Extract all lines containing "Субсидии".

## Start Entries provided

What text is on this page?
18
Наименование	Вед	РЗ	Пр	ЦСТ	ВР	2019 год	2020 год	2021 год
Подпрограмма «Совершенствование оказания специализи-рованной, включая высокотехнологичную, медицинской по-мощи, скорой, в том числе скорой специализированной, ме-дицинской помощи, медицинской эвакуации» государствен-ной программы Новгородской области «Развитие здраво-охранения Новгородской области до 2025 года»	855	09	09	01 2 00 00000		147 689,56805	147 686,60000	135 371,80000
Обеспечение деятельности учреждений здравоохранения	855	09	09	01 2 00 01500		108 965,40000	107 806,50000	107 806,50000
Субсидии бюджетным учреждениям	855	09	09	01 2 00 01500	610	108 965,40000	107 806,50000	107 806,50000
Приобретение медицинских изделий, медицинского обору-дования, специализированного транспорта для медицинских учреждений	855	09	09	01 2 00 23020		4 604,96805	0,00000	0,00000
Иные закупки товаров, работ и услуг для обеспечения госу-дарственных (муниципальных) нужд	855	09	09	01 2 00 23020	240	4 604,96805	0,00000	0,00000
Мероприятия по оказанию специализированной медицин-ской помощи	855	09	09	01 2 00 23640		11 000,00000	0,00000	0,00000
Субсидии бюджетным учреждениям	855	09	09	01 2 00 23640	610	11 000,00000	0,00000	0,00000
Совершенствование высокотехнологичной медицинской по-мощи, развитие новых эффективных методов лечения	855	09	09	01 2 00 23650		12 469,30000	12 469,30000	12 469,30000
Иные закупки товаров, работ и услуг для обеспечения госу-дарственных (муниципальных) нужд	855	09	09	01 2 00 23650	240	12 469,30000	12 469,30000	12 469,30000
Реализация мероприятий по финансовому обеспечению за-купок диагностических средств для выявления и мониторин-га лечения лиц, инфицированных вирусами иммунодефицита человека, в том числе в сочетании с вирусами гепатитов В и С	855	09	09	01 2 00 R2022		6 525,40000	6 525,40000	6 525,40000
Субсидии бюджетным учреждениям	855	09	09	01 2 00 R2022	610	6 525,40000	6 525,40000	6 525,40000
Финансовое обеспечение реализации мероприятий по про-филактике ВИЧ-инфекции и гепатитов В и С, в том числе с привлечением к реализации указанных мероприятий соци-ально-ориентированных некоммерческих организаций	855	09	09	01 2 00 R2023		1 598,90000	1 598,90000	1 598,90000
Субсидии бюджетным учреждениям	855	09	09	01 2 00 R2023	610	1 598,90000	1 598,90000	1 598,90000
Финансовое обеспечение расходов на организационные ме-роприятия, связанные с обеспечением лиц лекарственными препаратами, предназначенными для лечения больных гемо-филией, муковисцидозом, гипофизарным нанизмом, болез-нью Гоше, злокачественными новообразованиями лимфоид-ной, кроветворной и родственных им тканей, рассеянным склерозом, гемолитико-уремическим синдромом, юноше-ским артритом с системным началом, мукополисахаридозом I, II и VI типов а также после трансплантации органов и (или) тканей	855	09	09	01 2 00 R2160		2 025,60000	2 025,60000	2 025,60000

## End Entries provided

_Reply to the exercise:_
Субсидии бюджетным учреждениям	855	09	09	01 2 00 01500	610	108 965,40000	107 806,50000	107 806,50000
Субсидии бюджетным учреждениям	855	09	09	01 2 00 23640	610	11 000,00000	0,00000	0,00000
Субсидии бюджетным учреждениям	855	09	09	01 2 00 R2022	610	6 525,40000	6 525,40000	6 525,40000
Субсидии бюджетным учреждениям	855	09	09	01 2 00 R2023	610	1 598,90000	1 598,90000	1 598,90000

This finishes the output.